Lines holding the string "Approval" are the ones to copy from this listing.

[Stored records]

-------------------------

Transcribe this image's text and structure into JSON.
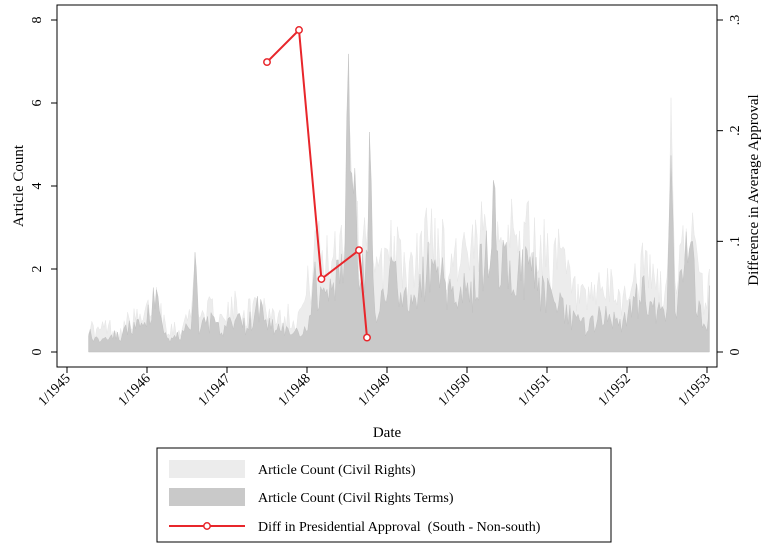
{
  "chart_data": {
    "type": "area",
    "xlabel": "Date",
    "ylabel": "Article Count",
    "y2label": "Difference in Average Approval",
    "x_ticks": [
      "1/1945",
      "1/1946",
      "1/1947",
      "1/1948",
      "1/1949",
      "1/1950",
      "1/1951",
      "1/1952",
      "1/1953"
    ],
    "x_tick_values": [
      1945.0,
      1946.0,
      1947.0,
      1948.0,
      1949.0,
      1950.0,
      1951.0,
      1952.0,
      1953.0
    ],
    "xlim": [
      1945.0,
      1953.1
    ],
    "ylim": [
      0,
      8
    ],
    "y_ticks": [
      "0",
      "2",
      "4",
      "6",
      "8"
    ],
    "y_tick_values": [
      0,
      2,
      4,
      6,
      8
    ],
    "y2lim": [
      0,
      0.3
    ],
    "y2_ticks": [
      "0",
      ".1",
      ".2",
      ".3"
    ],
    "y2_tick_values": [
      0,
      0.1,
      0.2,
      0.3
    ],
    "legend": {
      "placement": "bottom",
      "entries": [
        "Article Count (Civil Rights)",
        "Article Count (Civil Rights Terms)",
        "Diff in Presidential Approval  (South - Non-south)"
      ]
    },
    "series": [
      {
        "name": "Article Count (Civil Rights)",
        "kind": "area",
        "color": "#ececec",
        "x": [
          1945.27,
          1945.35,
          1945.5,
          1945.65,
          1945.8,
          1945.95,
          1946.1,
          1946.25,
          1946.4,
          1946.55,
          1946.6,
          1946.65,
          1946.8,
          1946.95,
          1947.1,
          1947.25,
          1947.4,
          1947.55,
          1947.7,
          1947.85,
          1947.95,
          1948.05,
          1948.1,
          1948.15,
          1948.25,
          1948.35,
          1948.45,
          1948.52,
          1948.58,
          1948.65,
          1948.72,
          1948.78,
          1948.85,
          1948.95,
          1949.05,
          1949.15,
          1949.3,
          1949.45,
          1949.6,
          1949.75,
          1949.9,
          1950.05,
          1950.2,
          1950.35,
          1950.4,
          1950.45,
          1950.6,
          1950.75,
          1950.9,
          1951.05,
          1951.2,
          1951.35,
          1951.5,
          1951.65,
          1951.8,
          1951.95,
          1952.1,
          1952.25,
          1952.4,
          1952.5,
          1952.55,
          1952.6,
          1952.7,
          1952.8,
          1952.9,
          1953.0,
          1953.03
        ],
        "values": [
          0.8,
          0.5,
          0.7,
          0.5,
          0.9,
          0.8,
          1.5,
          0.7,
          0.6,
          1.0,
          2.4,
          0.9,
          1.1,
          0.8,
          1.2,
          1.0,
          1.4,
          1.0,
          1.0,
          0.9,
          1.2,
          2.0,
          3.4,
          2.6,
          2.4,
          2.8,
          3.1,
          6.6,
          4.3,
          2.5,
          3.0,
          5.0,
          1.8,
          2.3,
          3.2,
          2.4,
          2.0,
          2.8,
          3.3,
          2.3,
          2.7,
          2.4,
          3.0,
          4.1,
          2.8,
          3.4,
          2.8,
          3.3,
          2.7,
          2.6,
          2.3,
          1.5,
          1.2,
          1.7,
          1.6,
          1.4,
          2.0,
          2.2,
          1.7,
          1.5,
          6.3,
          1.9,
          2.6,
          3.1,
          1.8,
          1.3,
          2.0
        ]
      },
      {
        "name": "Article Count (Civil Rights Terms)",
        "kind": "area",
        "color": "#c9c9c9",
        "x": [
          1945.27,
          1945.35,
          1945.5,
          1945.65,
          1945.8,
          1945.95,
          1946.1,
          1946.25,
          1946.4,
          1946.55,
          1946.6,
          1946.65,
          1946.8,
          1946.95,
          1947.1,
          1947.25,
          1947.4,
          1947.55,
          1947.7,
          1947.85,
          1947.95,
          1948.05,
          1948.1,
          1948.15,
          1948.25,
          1948.35,
          1948.45,
          1948.52,
          1948.58,
          1948.65,
          1948.72,
          1948.78,
          1948.85,
          1948.95,
          1949.05,
          1949.15,
          1949.3,
          1949.45,
          1949.6,
          1949.75,
          1949.9,
          1950.05,
          1950.2,
          1950.35,
          1950.4,
          1950.45,
          1950.6,
          1950.75,
          1950.9,
          1951.05,
          1951.2,
          1951.35,
          1951.5,
          1951.65,
          1951.8,
          1951.95,
          1952.1,
          1952.25,
          1952.4,
          1952.5,
          1952.55,
          1952.6,
          1952.7,
          1952.8,
          1952.9,
          1953.0,
          1953.03
        ],
        "values": [
          0.7,
          0.3,
          0.5,
          0.4,
          0.7,
          0.6,
          1.4,
          0.4,
          0.4,
          0.7,
          2.3,
          0.7,
          0.8,
          0.5,
          0.9,
          0.7,
          1.2,
          0.7,
          0.6,
          0.5,
          0.4,
          0.9,
          2.2,
          1.5,
          1.4,
          1.7,
          2.3,
          5.8,
          4.9,
          1.7,
          2.2,
          4.6,
          0.9,
          1.3,
          2.4,
          1.6,
          1.2,
          2.0,
          2.5,
          1.5,
          1.9,
          1.6,
          2.3,
          3.9,
          2.0,
          2.6,
          1.9,
          2.4,
          1.8,
          1.3,
          1.1,
          0.9,
          0.6,
          0.9,
          0.9,
          0.7,
          1.3,
          1.6,
          1.0,
          0.9,
          6.2,
          1.1,
          2.0,
          2.9,
          1.0,
          0.6,
          1.6
        ]
      },
      {
        "name": "Diff in Presidential Approval  (South - Non-south)",
        "kind": "line",
        "axis": "right",
        "color": "#e8262b",
        "x": [
          1947.5,
          1947.9,
          1948.18,
          1948.65,
          1948.75
        ],
        "values": [
          0.262,
          0.291,
          0.066,
          0.092,
          0.013
        ]
      }
    ]
  }
}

-------------------------

- [Answer for the task]
    "y2label": "Difference in Average Approval",
        "Diff in Presidential Approval  (South - Non-south)"
        "name": "Diff in Presidential Approval  (South - Non-south)",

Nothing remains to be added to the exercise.